Gather up every line that includes the string "xlabel".

## start

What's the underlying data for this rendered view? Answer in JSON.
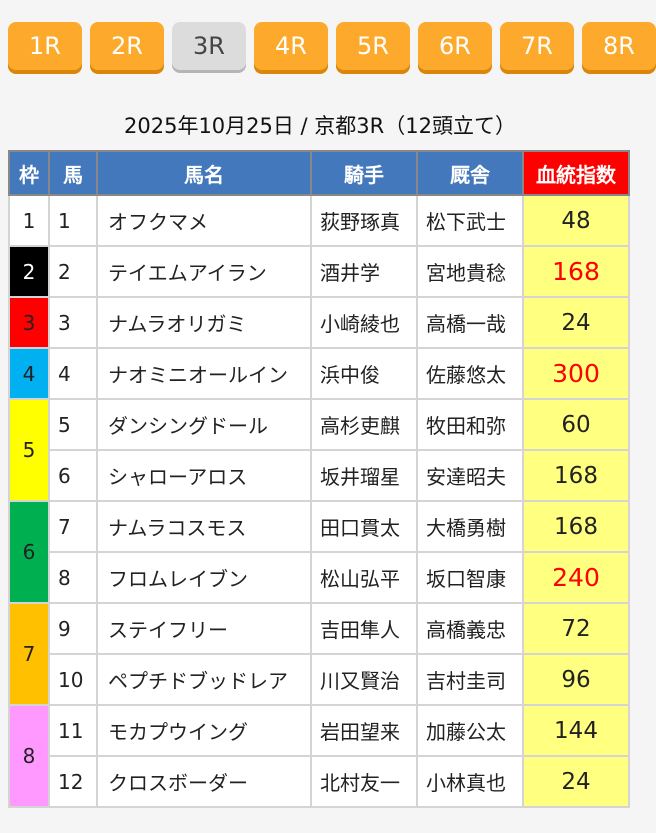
{
  "race_tabs": [
    {
      "label": "1R"
    },
    {
      "label": "2R"
    },
    {
      "label": "3R",
      "active": true
    },
    {
      "label": "4R"
    },
    {
      "label": "5R"
    },
    {
      "label": "6R"
    },
    {
      "label": "7R"
    },
    {
      "label": "8R"
    }
  ],
  "title": "2025年10月25日 / 京都3R（12頭立て）",
  "headers": {
    "frame": "枠",
    "number": "馬",
    "horse": "馬名",
    "jockey": "騎手",
    "trainer": "厩舎",
    "index": "血統指数"
  },
  "frames": [
    {
      "frame": "1",
      "color": "#ffffff",
      "text_color": "#222222",
      "rows": 1
    },
    {
      "frame": "2",
      "color": "#000000",
      "text_color": "#ffffff",
      "rows": 1
    },
    {
      "frame": "3",
      "color": "#ff0000",
      "text_color": "#222222",
      "rows": 1
    },
    {
      "frame": "4",
      "color": "#00b0f0",
      "text_color": "#222222",
      "rows": 1
    },
    {
      "frame": "5",
      "color": "#ffff00",
      "text_color": "#222222",
      "rows": 2
    },
    {
      "frame": "6",
      "color": "#00b050",
      "text_color": "#222222",
      "rows": 2
    },
    {
      "frame": "7",
      "color": "#ffc000",
      "text_color": "#222222",
      "rows": 2
    },
    {
      "frame": "8",
      "color": "#ff99ff",
      "text_color": "#222222",
      "rows": 2
    }
  ],
  "horses": [
    {
      "number": "1",
      "name": "オフクマメ",
      "jockey": "荻野琢真",
      "trainer": "松下武士",
      "index": "48",
      "highlight": false
    },
    {
      "number": "2",
      "name": "テイエムアイラン",
      "jockey": "酒井学",
      "trainer": "宮地貴稔",
      "index": "168",
      "highlight": true
    },
    {
      "number": "3",
      "name": "ナムラオリガミ",
      "jockey": "小崎綾也",
      "trainer": "高橋一哉",
      "index": "24",
      "highlight": false
    },
    {
      "number": "4",
      "name": "ナオミニオールイン",
      "jockey": "浜中俊",
      "trainer": "佐藤悠太",
      "index": "300",
      "highlight": true
    },
    {
      "number": "5",
      "name": "ダンシングドール",
      "jockey": "高杉吏麒",
      "trainer": "牧田和弥",
      "index": "60",
      "highlight": false
    },
    {
      "number": "6",
      "name": "シャローアロス",
      "jockey": "坂井瑠星",
      "trainer": "安達昭夫",
      "index": "168",
      "highlight": false
    },
    {
      "number": "7",
      "name": "ナムラコスモス",
      "jockey": "田口貫太",
      "trainer": "大橋勇樹",
      "index": "168",
      "highlight": false
    },
    {
      "number": "8",
      "name": "フロムレイブン",
      "jockey": "松山弘平",
      "trainer": "坂口智康",
      "index": "240",
      "highlight": true
    },
    {
      "number": "9",
      "name": "ステイフリー",
      "jockey": "吉田隼人",
      "trainer": "高橋義忠",
      "index": "72",
      "highlight": false
    },
    {
      "number": "10",
      "name": "ペプチドブッドレア",
      "jockey": "川又賢治",
      "trainer": "吉村圭司",
      "index": "96",
      "highlight": false
    },
    {
      "number": "11",
      "name": "モカプウイング",
      "jockey": "岩田望来",
      "trainer": "加藤公太",
      "index": "144",
      "highlight": false
    },
    {
      "number": "12",
      "name": "クロスボーダー",
      "jockey": "北村友一",
      "trainer": "小林真也",
      "index": "24",
      "highlight": false
    }
  ]
}
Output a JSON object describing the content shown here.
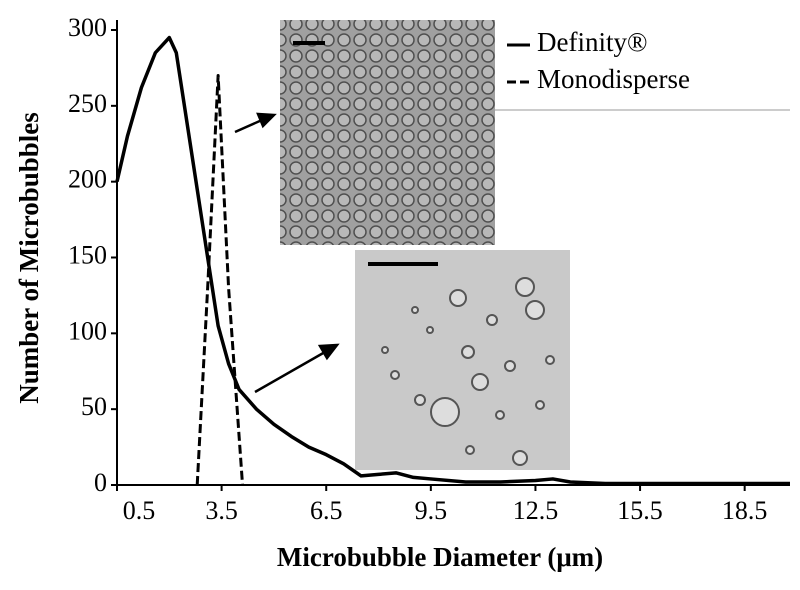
{
  "chart_data": {
    "type": "line",
    "xlabel": "Microbubble Diameter (μm)",
    "ylabel": "Number of Microbubbles",
    "xlim": [
      0.5,
      19.8
    ],
    "xticks": [
      0.5,
      3.5,
      6.5,
      9.5,
      12.5,
      15.5,
      18.5
    ],
    "ylim": [
      0,
      300
    ],
    "yticks": [
      0,
      50,
      100,
      150,
      200,
      250,
      300
    ],
    "legend": "upper right",
    "series": [
      {
        "name": "Definity®",
        "color": "#000000",
        "dash": "solid",
        "x": [
          0.5,
          0.8,
          1.2,
          1.6,
          2.0,
          2.2,
          2.5,
          2.8,
          3.1,
          3.4,
          3.7,
          4.0,
          4.5,
          5.0,
          5.5,
          6.0,
          6.5,
          7.0,
          7.5,
          8.0,
          8.5,
          9.0,
          9.5,
          10.5,
          11.5,
          12.5,
          13.0,
          13.5,
          14.5,
          15.5,
          17,
          18.5,
          19.8
        ],
        "values": [
          200,
          230,
          262,
          285,
          295,
          285,
          240,
          195,
          150,
          105,
          80,
          63,
          50,
          40,
          32,
          25,
          20,
          14,
          6,
          7,
          8,
          5,
          4,
          2,
          2,
          3,
          4,
          2,
          1,
          1,
          1,
          1,
          1
        ]
      },
      {
        "name": "Monodisperse",
        "color": "#000000",
        "dash": "dashed",
        "x": [
          2.8,
          3.1,
          3.4,
          3.7,
          4.1
        ],
        "values": [
          0,
          130,
          270,
          130,
          0
        ]
      }
    ]
  }
}
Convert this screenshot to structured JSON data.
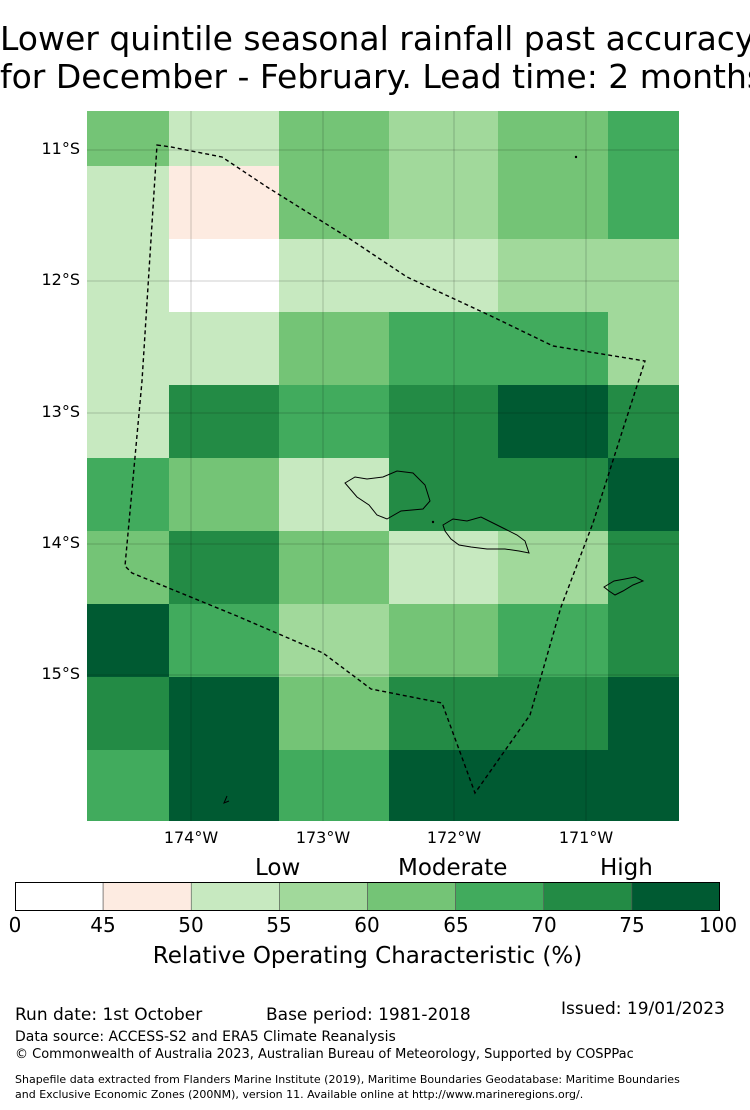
{
  "title": {
    "line1": "Lower quintile seasonal rainfall past accuracy",
    "line2": "for December - February. Lead time: 2 months"
  },
  "map": {
    "lat_labels": [
      "11°S",
      "12°S",
      "13°S",
      "14°S",
      "15°S"
    ],
    "lon_labels": [
      "174°W",
      "173°W",
      "172°W",
      "171°W"
    ],
    "grid_roc_percent": [
      [
        60,
        50,
        60,
        55,
        60,
        65
      ],
      [
        50,
        45,
        60,
        55,
        60,
        65
      ],
      [
        50,
        0,
        50,
        50,
        55,
        55
      ],
      [
        50,
        50,
        60,
        65,
        65,
        55
      ],
      [
        50,
        70,
        65,
        70,
        75,
        70
      ],
      [
        65,
        60,
        50,
        70,
        70,
        75
      ],
      [
        60,
        70,
        60,
        50,
        55,
        70
      ],
      [
        75,
        65,
        55,
        60,
        65,
        70
      ],
      [
        70,
        75,
        60,
        70,
        70,
        75
      ],
      [
        65,
        75,
        65,
        75,
        75,
        75
      ]
    ]
  },
  "colorbar": {
    "categories": [
      "Low",
      "Moderate",
      "High"
    ],
    "ticks": [
      "0",
      "45",
      "50",
      "55",
      "60",
      "65",
      "70",
      "75",
      "100"
    ],
    "colors": [
      "#ffffff",
      "#fdebe1",
      "#c7e9c0",
      "#a1d99b",
      "#74c476",
      "#41ab5d",
      "#238b45",
      "#005a32"
    ],
    "label": "Relative Operating Characteristic (%)"
  },
  "footer": {
    "run_date": "Run date: 1st October",
    "base_period": "Base period: 1981-2018",
    "issued": "Issued: 19/01/2023",
    "data_source": "Data source: ACCESS-S2 and ERA5 Climate Reanalysis",
    "copyright": "© Commonwealth of Australia 2023, Australian Bureau of Meteorology, Supported by COSPPac",
    "shapefile_line1": "Shapefile data extracted from Flanders Marine Institute (2019), Maritime Boundaries Geodatabase: Maritime Boundaries",
    "shapefile_line2": "and Exclusive Economic Zones (200NM), version 11. Available online at http://www.marineregions.org/."
  }
}
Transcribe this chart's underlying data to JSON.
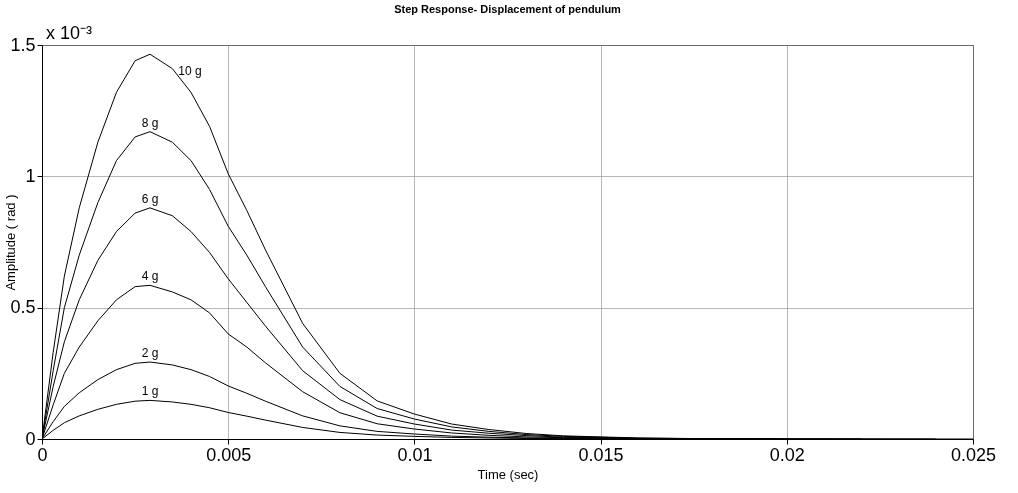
{
  "chart_data": {
    "type": "line",
    "title": "Step Response- Displacement of pendulum",
    "xlabel": "Time (sec)",
    "ylabel": "Amplitude ( rad )",
    "annotations": [
      "x 10⁻³"
    ],
    "series": [
      {
        "name": "10 g",
        "color": "#000000",
        "x": [
          0,
          0.0003,
          0.0006,
          0.001,
          0.0015,
          0.002,
          0.0025,
          0.0029,
          0.0035,
          0.004,
          0.0045,
          0.005,
          0.0055,
          0.006,
          0.007,
          0.008,
          0.009,
          0.01,
          0.011,
          0.012,
          0.013,
          0.014,
          0.016,
          0.018,
          0.02,
          0.025
        ],
        "values": [
          0,
          0.33,
          0.62,
          0.88,
          1.13,
          1.32,
          1.44,
          1.465,
          1.41,
          1.32,
          1.19,
          1.01,
          0.87,
          0.72,
          0.44,
          0.25,
          0.145,
          0.095,
          0.057,
          0.036,
          0.021,
          0.012,
          0.004,
          0.001,
          0,
          0
        ]
      },
      {
        "name": "8 g",
        "color": "#000000",
        "x": [
          0,
          0.0003,
          0.0006,
          0.001,
          0.0015,
          0.002,
          0.0025,
          0.0029,
          0.0035,
          0.004,
          0.0045,
          0.005,
          0.0055,
          0.006,
          0.007,
          0.008,
          0.009,
          0.01,
          0.011,
          0.012,
          0.013,
          0.014,
          0.016,
          0.018,
          0.024
        ],
        "values": [
          0,
          0.26,
          0.5,
          0.7,
          0.9,
          1.06,
          1.15,
          1.17,
          1.13,
          1.06,
          0.95,
          0.81,
          0.7,
          0.58,
          0.35,
          0.2,
          0.116,
          0.076,
          0.046,
          0.029,
          0.017,
          0.01,
          0.003,
          0.001,
          0
        ]
      },
      {
        "name": "6 g",
        "color": "#000000",
        "x": [
          0,
          0.0003,
          0.0006,
          0.001,
          0.0015,
          0.002,
          0.0025,
          0.0029,
          0.0035,
          0.004,
          0.0045,
          0.005,
          0.0055,
          0.006,
          0.007,
          0.008,
          0.009,
          0.01,
          0.011,
          0.012,
          0.013,
          0.014,
          0.016,
          0.018,
          0.022
        ],
        "values": [
          0,
          0.2,
          0.37,
          0.53,
          0.68,
          0.79,
          0.86,
          0.88,
          0.85,
          0.79,
          0.71,
          0.61,
          0.52,
          0.43,
          0.26,
          0.15,
          0.087,
          0.057,
          0.034,
          0.022,
          0.013,
          0.007,
          0.002,
          0.001,
          0
        ]
      },
      {
        "name": "4 g",
        "color": "#000000",
        "x": [
          0,
          0.0003,
          0.0006,
          0.001,
          0.0015,
          0.002,
          0.0025,
          0.0029,
          0.0035,
          0.004,
          0.0045,
          0.005,
          0.0055,
          0.006,
          0.007,
          0.008,
          0.009,
          0.01,
          0.011,
          0.012,
          0.013,
          0.014,
          0.016,
          0.02
        ],
        "values": [
          0,
          0.13,
          0.25,
          0.35,
          0.45,
          0.53,
          0.58,
          0.585,
          0.56,
          0.53,
          0.48,
          0.4,
          0.35,
          0.29,
          0.18,
          0.1,
          0.058,
          0.038,
          0.023,
          0.014,
          0.008,
          0.005,
          0.002,
          0
        ]
      },
      {
        "name": "2 g",
        "color": "#000000",
        "x": [
          0,
          0.0003,
          0.0006,
          0.001,
          0.0015,
          0.002,
          0.0025,
          0.0029,
          0.0035,
          0.004,
          0.0045,
          0.005,
          0.0055,
          0.006,
          0.007,
          0.008,
          0.009,
          0.01,
          0.011,
          0.012,
          0.013,
          0.014,
          0.016,
          0.018
        ],
        "values": [
          0,
          0.066,
          0.124,
          0.176,
          0.226,
          0.264,
          0.288,
          0.293,
          0.282,
          0.264,
          0.238,
          0.202,
          0.174,
          0.144,
          0.088,
          0.05,
          0.029,
          0.019,
          0.011,
          0.007,
          0.004,
          0.002,
          0.001,
          0
        ]
      },
      {
        "name": "1 g",
        "color": "#000000",
        "x": [
          0,
          0.0003,
          0.0006,
          0.001,
          0.0015,
          0.002,
          0.0025,
          0.0029,
          0.0035,
          0.004,
          0.0045,
          0.005,
          0.0055,
          0.006,
          0.007,
          0.008,
          0.009,
          0.01,
          0.011,
          0.012,
          0.013,
          0.014,
          0.016
        ],
        "values": [
          0,
          0.033,
          0.062,
          0.088,
          0.113,
          0.132,
          0.144,
          0.147,
          0.141,
          0.132,
          0.119,
          0.101,
          0.087,
          0.072,
          0.044,
          0.025,
          0.015,
          0.01,
          0.006,
          0.004,
          0.002,
          0.001,
          0
        ]
      }
    ],
    "xlim": [
      0,
      0.025
    ],
    "xticks": [
      0,
      0.005,
      0.01,
      0.015,
      0.02,
      0.025
    ],
    "ylim": [
      0,
      1.5
    ],
    "yticks": [
      0,
      0.5,
      1,
      1.5
    ],
    "grid": true,
    "legend": false,
    "marker": "none",
    "line_style": "solid"
  }
}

## end

# SOLUTION TO THE PROBLEM
    "xlabel": "Microbubble Diameter (μm)",
    "xlabel": "Time (sec)",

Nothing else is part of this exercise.